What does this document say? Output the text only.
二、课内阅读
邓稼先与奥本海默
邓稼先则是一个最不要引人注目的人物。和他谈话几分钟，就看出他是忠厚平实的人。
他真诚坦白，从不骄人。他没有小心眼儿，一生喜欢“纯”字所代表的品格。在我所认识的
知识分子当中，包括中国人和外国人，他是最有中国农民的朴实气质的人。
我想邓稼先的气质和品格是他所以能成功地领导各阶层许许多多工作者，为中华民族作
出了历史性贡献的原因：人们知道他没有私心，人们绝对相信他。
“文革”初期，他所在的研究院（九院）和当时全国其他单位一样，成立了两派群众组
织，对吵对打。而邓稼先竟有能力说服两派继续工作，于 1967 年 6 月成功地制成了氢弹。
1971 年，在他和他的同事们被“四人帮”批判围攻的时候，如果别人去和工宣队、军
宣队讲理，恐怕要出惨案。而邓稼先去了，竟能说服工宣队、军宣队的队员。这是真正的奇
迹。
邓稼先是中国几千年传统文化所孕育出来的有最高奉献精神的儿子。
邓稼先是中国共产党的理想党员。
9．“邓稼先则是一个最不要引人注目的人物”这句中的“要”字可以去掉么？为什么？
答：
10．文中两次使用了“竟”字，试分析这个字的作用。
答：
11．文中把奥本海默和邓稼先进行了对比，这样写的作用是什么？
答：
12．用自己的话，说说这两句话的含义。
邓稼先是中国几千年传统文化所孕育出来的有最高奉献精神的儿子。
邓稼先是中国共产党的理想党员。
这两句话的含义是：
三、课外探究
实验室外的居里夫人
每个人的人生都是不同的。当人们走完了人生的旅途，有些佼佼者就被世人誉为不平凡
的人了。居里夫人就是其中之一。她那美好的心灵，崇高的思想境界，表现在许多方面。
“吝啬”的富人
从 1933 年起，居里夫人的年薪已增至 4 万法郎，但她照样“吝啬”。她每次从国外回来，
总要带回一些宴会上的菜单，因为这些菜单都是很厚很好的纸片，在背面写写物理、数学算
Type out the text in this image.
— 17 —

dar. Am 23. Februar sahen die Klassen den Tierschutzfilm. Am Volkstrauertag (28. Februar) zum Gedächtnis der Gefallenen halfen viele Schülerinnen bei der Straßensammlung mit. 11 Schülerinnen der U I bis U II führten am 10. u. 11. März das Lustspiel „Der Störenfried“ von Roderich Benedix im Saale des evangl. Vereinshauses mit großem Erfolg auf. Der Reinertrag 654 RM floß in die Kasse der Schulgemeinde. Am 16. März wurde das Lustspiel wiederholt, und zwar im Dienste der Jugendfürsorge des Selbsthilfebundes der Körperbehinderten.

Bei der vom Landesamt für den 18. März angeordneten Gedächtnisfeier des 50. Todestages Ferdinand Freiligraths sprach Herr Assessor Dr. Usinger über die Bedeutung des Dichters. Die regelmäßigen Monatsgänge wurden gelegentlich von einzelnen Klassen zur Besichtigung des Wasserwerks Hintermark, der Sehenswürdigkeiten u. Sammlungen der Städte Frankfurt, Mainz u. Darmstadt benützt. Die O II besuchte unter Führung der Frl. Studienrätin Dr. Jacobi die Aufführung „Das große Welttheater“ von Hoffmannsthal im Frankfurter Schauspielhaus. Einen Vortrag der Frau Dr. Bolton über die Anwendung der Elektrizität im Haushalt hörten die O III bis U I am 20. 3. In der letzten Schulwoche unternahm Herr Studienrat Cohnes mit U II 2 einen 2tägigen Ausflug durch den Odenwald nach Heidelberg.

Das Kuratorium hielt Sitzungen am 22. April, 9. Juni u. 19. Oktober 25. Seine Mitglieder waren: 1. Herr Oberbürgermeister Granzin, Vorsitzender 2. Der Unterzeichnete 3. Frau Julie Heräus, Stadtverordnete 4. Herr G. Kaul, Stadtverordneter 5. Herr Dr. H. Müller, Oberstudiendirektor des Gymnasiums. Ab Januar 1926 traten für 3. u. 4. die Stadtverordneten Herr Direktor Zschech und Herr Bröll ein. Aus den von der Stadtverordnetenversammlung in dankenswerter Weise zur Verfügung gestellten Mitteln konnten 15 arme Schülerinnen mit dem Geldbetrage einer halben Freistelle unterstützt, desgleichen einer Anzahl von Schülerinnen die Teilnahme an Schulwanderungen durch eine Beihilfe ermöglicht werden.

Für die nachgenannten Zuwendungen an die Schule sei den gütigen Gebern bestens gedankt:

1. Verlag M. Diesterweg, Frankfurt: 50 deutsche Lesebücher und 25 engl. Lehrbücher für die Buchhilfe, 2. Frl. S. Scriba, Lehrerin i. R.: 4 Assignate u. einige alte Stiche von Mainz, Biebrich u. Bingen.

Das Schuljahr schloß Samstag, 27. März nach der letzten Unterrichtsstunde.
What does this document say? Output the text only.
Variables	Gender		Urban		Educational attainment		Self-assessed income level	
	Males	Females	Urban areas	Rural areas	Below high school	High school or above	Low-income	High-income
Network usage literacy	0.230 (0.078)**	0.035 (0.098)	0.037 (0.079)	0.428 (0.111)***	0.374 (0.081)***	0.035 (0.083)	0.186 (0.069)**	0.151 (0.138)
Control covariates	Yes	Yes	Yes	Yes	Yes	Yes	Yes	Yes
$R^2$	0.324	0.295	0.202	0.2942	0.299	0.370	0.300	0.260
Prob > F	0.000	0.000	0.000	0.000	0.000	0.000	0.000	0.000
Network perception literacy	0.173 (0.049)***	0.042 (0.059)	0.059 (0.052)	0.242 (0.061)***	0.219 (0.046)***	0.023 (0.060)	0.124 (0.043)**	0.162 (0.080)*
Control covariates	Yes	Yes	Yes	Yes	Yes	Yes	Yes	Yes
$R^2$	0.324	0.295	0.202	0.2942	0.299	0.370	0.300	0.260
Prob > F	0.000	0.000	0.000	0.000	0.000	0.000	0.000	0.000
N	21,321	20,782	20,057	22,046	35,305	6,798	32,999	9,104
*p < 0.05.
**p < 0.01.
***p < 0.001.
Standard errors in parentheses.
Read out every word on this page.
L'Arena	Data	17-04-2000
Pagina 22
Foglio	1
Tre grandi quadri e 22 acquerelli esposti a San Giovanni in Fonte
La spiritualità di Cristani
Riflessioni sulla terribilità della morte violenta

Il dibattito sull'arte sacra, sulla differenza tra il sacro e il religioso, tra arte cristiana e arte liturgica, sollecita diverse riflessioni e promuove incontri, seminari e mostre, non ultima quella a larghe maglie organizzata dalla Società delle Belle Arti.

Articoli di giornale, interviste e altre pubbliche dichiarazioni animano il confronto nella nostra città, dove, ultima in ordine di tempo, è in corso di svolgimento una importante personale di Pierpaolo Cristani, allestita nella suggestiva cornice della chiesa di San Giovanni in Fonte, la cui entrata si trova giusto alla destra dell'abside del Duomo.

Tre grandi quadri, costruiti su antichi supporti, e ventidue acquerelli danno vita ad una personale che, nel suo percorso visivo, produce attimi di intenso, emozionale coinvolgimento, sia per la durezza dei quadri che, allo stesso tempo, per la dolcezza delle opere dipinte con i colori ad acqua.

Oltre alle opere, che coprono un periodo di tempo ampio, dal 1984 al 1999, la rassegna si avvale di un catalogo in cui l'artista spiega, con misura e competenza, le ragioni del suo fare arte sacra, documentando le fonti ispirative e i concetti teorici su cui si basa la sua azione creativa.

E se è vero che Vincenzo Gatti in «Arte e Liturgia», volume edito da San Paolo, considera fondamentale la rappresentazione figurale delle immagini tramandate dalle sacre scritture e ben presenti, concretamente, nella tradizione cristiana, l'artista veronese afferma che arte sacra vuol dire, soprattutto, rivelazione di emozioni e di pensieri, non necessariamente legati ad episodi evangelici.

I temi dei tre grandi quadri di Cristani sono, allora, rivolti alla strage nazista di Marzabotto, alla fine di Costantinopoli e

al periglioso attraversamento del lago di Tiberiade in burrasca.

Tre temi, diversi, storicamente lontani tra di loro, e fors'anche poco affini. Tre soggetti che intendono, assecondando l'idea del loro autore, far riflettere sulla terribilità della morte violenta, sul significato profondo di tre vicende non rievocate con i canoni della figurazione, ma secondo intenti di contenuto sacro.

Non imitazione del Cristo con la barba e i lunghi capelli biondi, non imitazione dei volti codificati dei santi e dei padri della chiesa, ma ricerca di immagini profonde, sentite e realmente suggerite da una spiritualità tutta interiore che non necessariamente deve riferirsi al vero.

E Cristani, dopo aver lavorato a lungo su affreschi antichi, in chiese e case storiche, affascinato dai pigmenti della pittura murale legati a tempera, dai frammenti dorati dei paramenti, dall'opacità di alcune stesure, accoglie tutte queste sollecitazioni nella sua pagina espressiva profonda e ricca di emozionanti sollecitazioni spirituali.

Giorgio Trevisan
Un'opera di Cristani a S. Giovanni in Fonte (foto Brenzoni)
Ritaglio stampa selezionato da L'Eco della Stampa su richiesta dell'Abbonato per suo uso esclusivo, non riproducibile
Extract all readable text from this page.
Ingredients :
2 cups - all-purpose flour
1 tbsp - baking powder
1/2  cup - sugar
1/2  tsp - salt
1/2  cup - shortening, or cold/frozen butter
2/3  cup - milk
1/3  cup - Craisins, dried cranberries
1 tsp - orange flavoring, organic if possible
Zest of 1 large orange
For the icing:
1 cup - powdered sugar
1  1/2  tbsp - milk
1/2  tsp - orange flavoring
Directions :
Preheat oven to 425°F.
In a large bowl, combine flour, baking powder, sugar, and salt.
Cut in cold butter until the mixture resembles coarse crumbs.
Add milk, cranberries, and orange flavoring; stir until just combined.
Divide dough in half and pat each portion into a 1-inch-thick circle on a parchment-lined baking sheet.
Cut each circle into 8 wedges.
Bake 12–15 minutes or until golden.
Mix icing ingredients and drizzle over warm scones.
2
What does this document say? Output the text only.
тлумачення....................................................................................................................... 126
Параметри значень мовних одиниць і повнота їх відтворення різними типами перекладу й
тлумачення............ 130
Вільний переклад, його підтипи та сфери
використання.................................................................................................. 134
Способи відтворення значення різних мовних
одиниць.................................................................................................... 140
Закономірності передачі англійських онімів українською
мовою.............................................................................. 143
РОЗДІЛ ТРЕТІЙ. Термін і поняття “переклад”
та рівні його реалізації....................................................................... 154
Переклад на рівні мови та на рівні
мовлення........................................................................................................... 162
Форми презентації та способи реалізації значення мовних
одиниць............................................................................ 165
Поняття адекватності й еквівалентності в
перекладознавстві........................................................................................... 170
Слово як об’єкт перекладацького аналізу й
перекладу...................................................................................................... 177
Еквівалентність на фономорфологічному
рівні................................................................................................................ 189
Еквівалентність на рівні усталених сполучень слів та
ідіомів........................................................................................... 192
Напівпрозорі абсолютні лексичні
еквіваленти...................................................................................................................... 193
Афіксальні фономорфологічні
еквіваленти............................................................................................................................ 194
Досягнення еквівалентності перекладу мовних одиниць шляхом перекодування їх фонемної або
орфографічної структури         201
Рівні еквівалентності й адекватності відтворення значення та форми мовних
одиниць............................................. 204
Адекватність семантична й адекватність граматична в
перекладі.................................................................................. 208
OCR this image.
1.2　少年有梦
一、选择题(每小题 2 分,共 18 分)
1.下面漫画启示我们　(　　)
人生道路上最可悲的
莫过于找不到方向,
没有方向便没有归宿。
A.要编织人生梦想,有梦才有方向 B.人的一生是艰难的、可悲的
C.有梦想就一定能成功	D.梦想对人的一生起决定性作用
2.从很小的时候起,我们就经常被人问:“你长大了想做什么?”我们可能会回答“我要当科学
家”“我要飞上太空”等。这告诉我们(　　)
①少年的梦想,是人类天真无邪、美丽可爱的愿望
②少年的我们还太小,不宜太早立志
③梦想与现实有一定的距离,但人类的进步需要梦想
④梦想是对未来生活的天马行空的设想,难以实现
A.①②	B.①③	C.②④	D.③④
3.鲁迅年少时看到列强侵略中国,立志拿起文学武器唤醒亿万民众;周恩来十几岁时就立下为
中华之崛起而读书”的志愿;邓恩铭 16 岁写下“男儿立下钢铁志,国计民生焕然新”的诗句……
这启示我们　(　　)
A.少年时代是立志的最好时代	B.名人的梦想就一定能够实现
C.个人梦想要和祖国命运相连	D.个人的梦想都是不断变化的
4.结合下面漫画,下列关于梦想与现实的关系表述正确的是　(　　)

Work instructions:
Take each line containing the string "sugar" and copy it out.

Task response:
1/2  cup - sugar
1 cup - powdered sugar
In a large bowl, combine flour, baking powder, sugar, and salt.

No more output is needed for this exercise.